== Task to complete ==
Carry on the news article below about Evan MacNamara's Standing Tall award, picking up after its final sentence.

Surrey resident Evan MacNamara, 20, received a Standing Tall Award from Coast Capital Savings last year. (YouTube photo)

Surrey resident Evan MacNamara, 20, received a Standing Tall Award from Coast Capital Savings last year. (YouTube photo)

VIDEO: Emotional ‘Standing Tall’ award moment for Surrey student musician

Prior to death, Evan MacNamara’s father wrote Coast Capital Savings with a request to help his son

It’s Youth Week in B.C. from May 1-7, a fine time to celebrate the accomplishments of young adults like Surrey’s Evan MacNamara.

The 20-year-old is pursuing a career in music at Douglas College with the help of a $5,000 Standing Tall education award he earned from Coast Capitals Savings last fall.

A percussionist since Grade 7, MacNamara wants to eventually become a music teacher, “but I’m not sure how that looks just yet,” he admitted.

In giving him the education award, Coast Capital calls the Sullivan-area resident an extraordinary young man who has overcome so much throughout his life. He is the epitome of why the awards were launched, to help youth who have been through monumental challenges pursue their dreams.

== Entries taken from a collection ==
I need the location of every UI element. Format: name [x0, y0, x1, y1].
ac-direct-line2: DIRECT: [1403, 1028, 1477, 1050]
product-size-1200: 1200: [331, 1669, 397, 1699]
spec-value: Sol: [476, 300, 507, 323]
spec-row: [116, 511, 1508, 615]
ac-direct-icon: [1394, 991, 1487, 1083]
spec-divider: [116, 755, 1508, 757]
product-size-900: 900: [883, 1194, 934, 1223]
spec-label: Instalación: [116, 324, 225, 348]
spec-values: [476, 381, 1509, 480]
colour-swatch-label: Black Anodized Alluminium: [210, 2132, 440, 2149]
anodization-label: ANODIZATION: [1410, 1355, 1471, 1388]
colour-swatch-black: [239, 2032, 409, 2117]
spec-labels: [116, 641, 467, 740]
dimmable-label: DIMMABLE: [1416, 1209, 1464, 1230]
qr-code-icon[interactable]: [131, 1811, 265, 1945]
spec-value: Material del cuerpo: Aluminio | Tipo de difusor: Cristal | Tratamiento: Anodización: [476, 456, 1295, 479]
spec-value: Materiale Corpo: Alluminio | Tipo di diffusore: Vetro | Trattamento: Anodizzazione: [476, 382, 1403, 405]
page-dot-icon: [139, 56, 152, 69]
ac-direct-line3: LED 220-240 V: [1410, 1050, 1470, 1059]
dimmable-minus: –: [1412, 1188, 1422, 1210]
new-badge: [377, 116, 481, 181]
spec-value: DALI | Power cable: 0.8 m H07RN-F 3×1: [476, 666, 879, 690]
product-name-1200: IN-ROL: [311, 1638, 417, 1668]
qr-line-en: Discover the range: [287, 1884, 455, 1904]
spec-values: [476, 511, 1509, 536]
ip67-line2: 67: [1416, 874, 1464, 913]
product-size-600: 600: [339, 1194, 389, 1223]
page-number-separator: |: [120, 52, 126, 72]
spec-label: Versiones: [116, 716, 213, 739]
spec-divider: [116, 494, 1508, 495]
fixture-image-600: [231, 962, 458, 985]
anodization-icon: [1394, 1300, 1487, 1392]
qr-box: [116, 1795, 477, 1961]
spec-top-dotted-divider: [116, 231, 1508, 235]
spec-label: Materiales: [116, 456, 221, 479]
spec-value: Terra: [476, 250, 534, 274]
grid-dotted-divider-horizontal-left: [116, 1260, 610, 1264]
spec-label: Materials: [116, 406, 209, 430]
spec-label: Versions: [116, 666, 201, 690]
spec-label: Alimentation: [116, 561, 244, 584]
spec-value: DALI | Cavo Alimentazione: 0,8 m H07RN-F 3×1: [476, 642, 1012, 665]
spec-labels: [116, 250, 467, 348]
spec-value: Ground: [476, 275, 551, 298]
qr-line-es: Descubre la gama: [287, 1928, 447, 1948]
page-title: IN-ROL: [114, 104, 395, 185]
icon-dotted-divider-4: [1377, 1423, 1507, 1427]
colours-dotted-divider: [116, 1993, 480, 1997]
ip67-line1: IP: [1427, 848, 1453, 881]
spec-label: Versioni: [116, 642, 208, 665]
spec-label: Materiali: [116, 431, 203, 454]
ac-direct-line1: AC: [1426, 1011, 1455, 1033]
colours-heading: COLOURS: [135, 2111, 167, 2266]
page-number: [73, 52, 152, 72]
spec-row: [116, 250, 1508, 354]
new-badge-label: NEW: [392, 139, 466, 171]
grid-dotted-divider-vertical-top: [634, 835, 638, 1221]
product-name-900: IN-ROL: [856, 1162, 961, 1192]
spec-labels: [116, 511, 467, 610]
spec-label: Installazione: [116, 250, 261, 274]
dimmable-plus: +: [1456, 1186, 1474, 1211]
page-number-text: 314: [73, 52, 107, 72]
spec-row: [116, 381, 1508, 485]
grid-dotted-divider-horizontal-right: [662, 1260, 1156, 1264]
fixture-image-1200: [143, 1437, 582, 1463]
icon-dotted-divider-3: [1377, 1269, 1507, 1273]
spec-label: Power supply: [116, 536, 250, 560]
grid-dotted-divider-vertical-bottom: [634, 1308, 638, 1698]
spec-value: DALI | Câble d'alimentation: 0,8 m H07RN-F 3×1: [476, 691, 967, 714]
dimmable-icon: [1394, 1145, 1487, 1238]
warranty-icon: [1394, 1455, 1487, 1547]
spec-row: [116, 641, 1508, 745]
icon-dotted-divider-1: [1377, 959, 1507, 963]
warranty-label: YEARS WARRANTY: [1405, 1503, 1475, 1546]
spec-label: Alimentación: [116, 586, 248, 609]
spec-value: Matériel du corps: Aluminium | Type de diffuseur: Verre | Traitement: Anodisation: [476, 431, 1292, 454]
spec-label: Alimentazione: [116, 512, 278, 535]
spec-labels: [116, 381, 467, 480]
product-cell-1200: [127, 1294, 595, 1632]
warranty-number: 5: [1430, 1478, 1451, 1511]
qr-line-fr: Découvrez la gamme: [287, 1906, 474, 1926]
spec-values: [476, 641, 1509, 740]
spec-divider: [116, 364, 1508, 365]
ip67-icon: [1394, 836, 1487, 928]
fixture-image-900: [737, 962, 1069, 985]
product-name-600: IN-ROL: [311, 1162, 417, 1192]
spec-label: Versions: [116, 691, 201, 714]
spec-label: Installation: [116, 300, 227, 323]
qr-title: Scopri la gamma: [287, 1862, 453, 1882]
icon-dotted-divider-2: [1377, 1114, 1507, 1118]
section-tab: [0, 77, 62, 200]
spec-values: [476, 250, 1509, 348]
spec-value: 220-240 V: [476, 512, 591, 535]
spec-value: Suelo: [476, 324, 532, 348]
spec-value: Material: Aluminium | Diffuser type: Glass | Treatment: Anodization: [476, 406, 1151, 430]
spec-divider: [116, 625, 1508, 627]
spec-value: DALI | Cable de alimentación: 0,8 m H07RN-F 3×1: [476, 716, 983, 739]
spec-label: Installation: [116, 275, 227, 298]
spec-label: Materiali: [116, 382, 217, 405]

== Answer for the task ==
MacNamara was born with arthrogryposis, which prevents muscles and tendons from keeping up with the rate bones are growing.

The condition hasn’t stopped him from playing jazz music or basketball, two of MacNamara’s passions.

MacNamara’s story is told in a five-minute video posted to PixelMotionFilm’s YouTube channel. In the clip, Maureen Young, Coast Capital’s director of community leadership, reads him a letter written to her in 2011 by MacNamara’s father, Kelly, who died later that year.

MacNamara’s father appealed to the institution to consider him for an education award, which materialized nine years later.

“I’ve never forgotten that letter,” Young says in the video, which captures an emotional moment for both her and award recipient.

“It was really cool to have people be so supportive in every way,” MacNamara said of the award, “and just the way it was presented, with the letter my dad wrote.”

In his first year at Douglas, MacNamara’s music classes are a mix of online and in-person studies.

“We livestream concerts on Zoom, and we have a theatre at Douglas where we can be on stage and spread out there, safely,” he explained.

“This is my first year in the program, which is two years and then we can transfer to different school, for our bachelors (degree),” he added. “I’m not sure what school I want to go to yet, maybe UVic. This is just a start.”

In 2018, while MacNamara was at Sullivan Heights Secondary, he was among 20 student musicians given the inaugural Werner and Helga Höing Award during a Vancouver Symphony Orchestra concert at Bell Performing Arts Centre.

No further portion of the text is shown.